### WORK TO COMPLETE
Extract the line that contains "Read all visible content and emit it as JSON." and every line after it through the end of the records below, exactly as written, leaving out any pictures.

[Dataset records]
━━━━━━━━

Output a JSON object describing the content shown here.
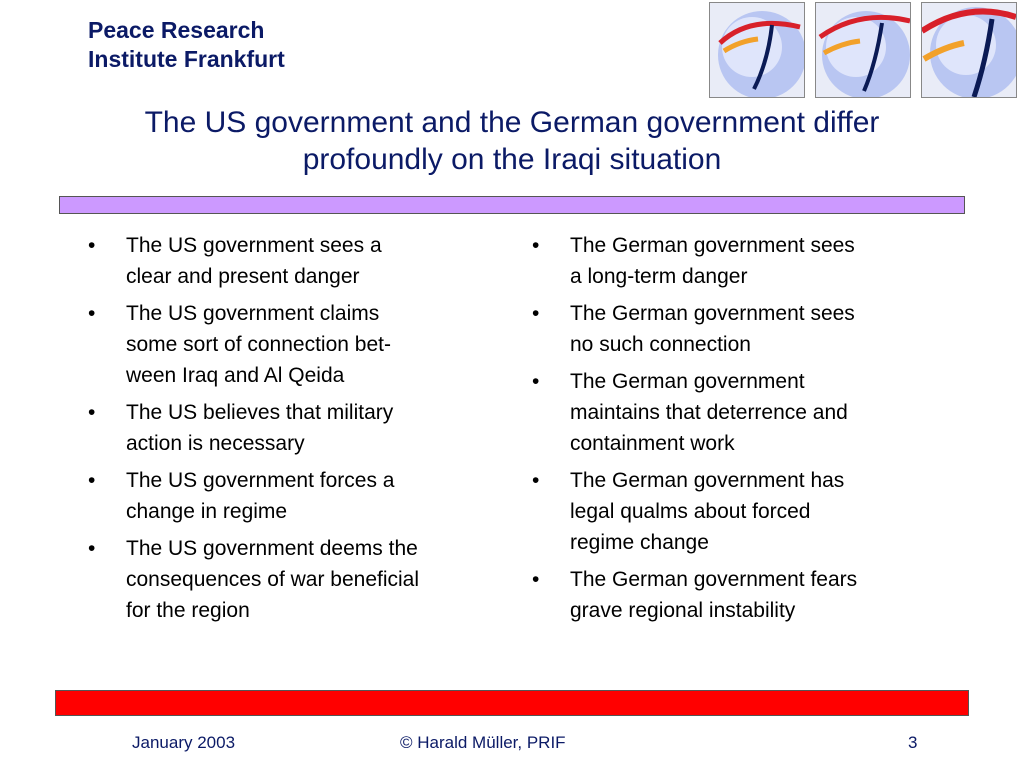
{
  "header": {
    "institute_line1": "Peace Research",
    "institute_line2": "Institute Frankfurt",
    "logo_icons": [
      "globe-logo-icon",
      "globe-logo-icon",
      "globe-logo-icon"
    ]
  },
  "title": {
    "line1": "The US government and the German government differ",
    "line2": "profoundly on the Iraqi situation"
  },
  "left_column": [
    {
      "lines": [
        "The US government sees a",
        "clear and present danger"
      ]
    },
    {
      "lines": [
        "The US government claims",
        "some sort of connection bet-",
        "ween Iraq and Al Qeida"
      ]
    },
    {
      "lines": [
        "The US believes that military",
        "action is necessary"
      ]
    },
    {
      "lines": [
        "The US government forces a",
        "change in regime"
      ]
    },
    {
      "lines": [
        "The US government deems the",
        "consequences of war beneficial",
        "for the region"
      ]
    }
  ],
  "right_column": [
    {
      "lines": [
        "The German government sees",
        "a long-term danger"
      ]
    },
    {
      "lines": [
        "The German government sees",
        "no such connection"
      ]
    },
    {
      "lines": [
        "The German government",
        "maintains that deterrence and",
        "containment work"
      ]
    },
    {
      "lines": [
        "The German government has",
        "legal qualms about forced",
        "regime change"
      ]
    },
    {
      "lines": [
        "The German government fears",
        "grave regional instability"
      ]
    }
  ],
  "bullet_glyph": "•",
  "footer": {
    "date": "January 2003",
    "copyright": "© Harald Müller, PRIF",
    "page": "3"
  },
  "colors": {
    "title_text": "#0b1a66",
    "top_bar": "#cc99ff",
    "bottom_bar": "#ff0000"
  }
}
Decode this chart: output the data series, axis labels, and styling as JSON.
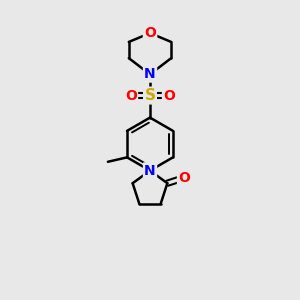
{
  "background_color": "#e8e8e8",
  "bond_color": "#000000",
  "atom_colors": {
    "O": "#ff0000",
    "N": "#0000ff",
    "S": "#ccaa00",
    "C": "#000000"
  },
  "line_width": 1.8,
  "figsize": [
    3.0,
    3.0
  ],
  "dpi": 100,
  "bx": 5.0,
  "by": 5.2,
  "br": 0.9
}
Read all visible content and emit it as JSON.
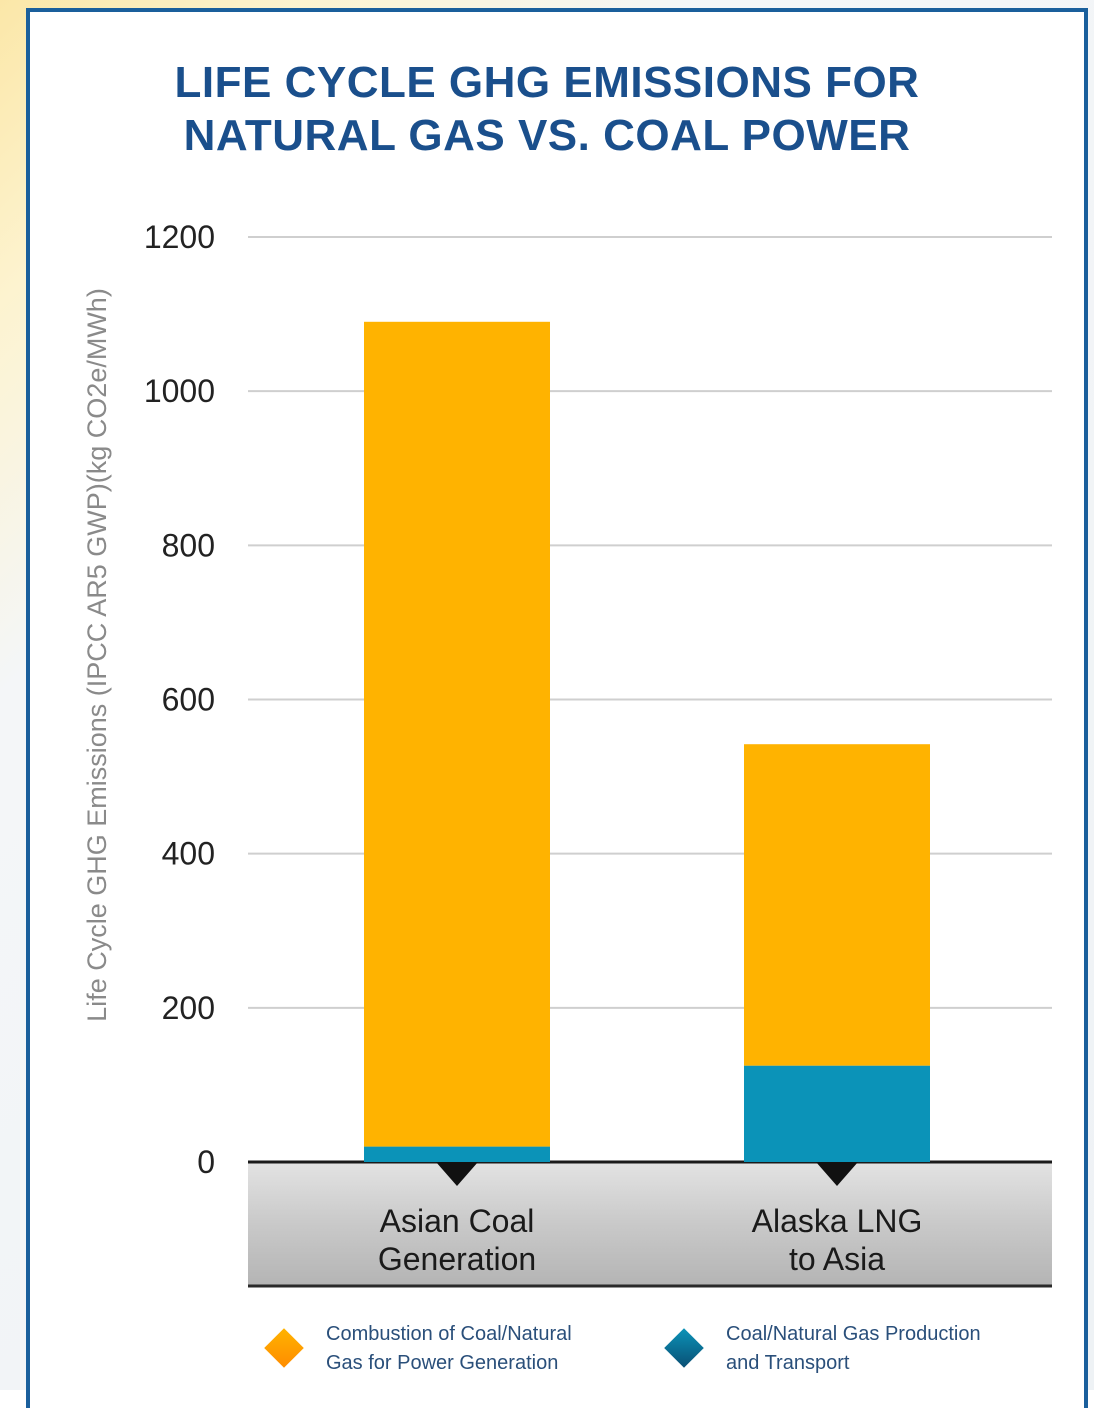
{
  "chart_data": {
    "type": "bar",
    "stacked": true,
    "title": [
      "LIFE CYCLE GHG EMISSIONS FOR",
      "NATURAL GAS VS. COAL POWER"
    ],
    "ylabel": "Life Cycle GHG Emissions (IPCC AR5 GWP)(kg CO2e/MWh)",
    "ylim": [
      0,
      1200
    ],
    "yticks": [
      0,
      200,
      400,
      600,
      800,
      1000,
      1200
    ],
    "grid": true,
    "categories": [
      [
        "Asian Coal",
        "Generation"
      ],
      [
        "Alaska LNG",
        "to Asia"
      ]
    ],
    "series": [
      {
        "name": "Coal/Natural Gas Production and Transport",
        "name_lines": [
          "Coal/Natural Gas Production",
          "and Transport"
        ],
        "color": "#0b93b8",
        "values": [
          20,
          125
        ]
      },
      {
        "name": "Combustion of Coal/Natural Gas for Power Generation",
        "name_lines": [
          "Combustion of Coal/Natural",
          "Gas for Power Generation"
        ],
        "color": "#ffb300",
        "values": [
          1070,
          417
        ]
      }
    ],
    "legend_position": "bottom"
  }
}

━━━━━━━━

### EXERCISE ANSWER
Read all visible content and emit it as JSON.
{
  "chart_data": {
    "type": "bar",
    "stacked": true,
    "title": [
      "LIFE CYCLE GHG EMISSIONS FOR",
      "NATURAL GAS VS. COAL POWER"
    ],
    "ylabel": "Life Cycle GHG Emissions (IPCC AR5 GWP)(kg CO2e/MWh)",
    "ylim": [
      0,
      1200
    ],
    "yticks": [
      0,
      200,
      400,
      600,
      800,
      1000,
      1200
    ],
    "grid": true,
    "categories": [
      [
        "Asian Coal",
        "Generation"
      ],
      [
        "Alaska LNG",
        "to Asia"
      ]
    ],
    "series": [
      {
        "name": "Coal/Natural Gas Production and Transport",
        "name_lines": [
          "Coal/Natural Gas Production",
          "and Transport"
        ],
        "color": "#0b93b8",
        "values": [
          20,
          125
        ]
      },
      {
        "name": "Combustion of Coal/Natural Gas for Power Generation",
        "name_lines": [
          "Combustion of Coal/Natural",
          "Gas for Power Generation"
        ],
        "color": "#ffb300",
        "values": [
          1070,
          417
        ]
      }
    ],
    "legend_position": "bottom"
  }
}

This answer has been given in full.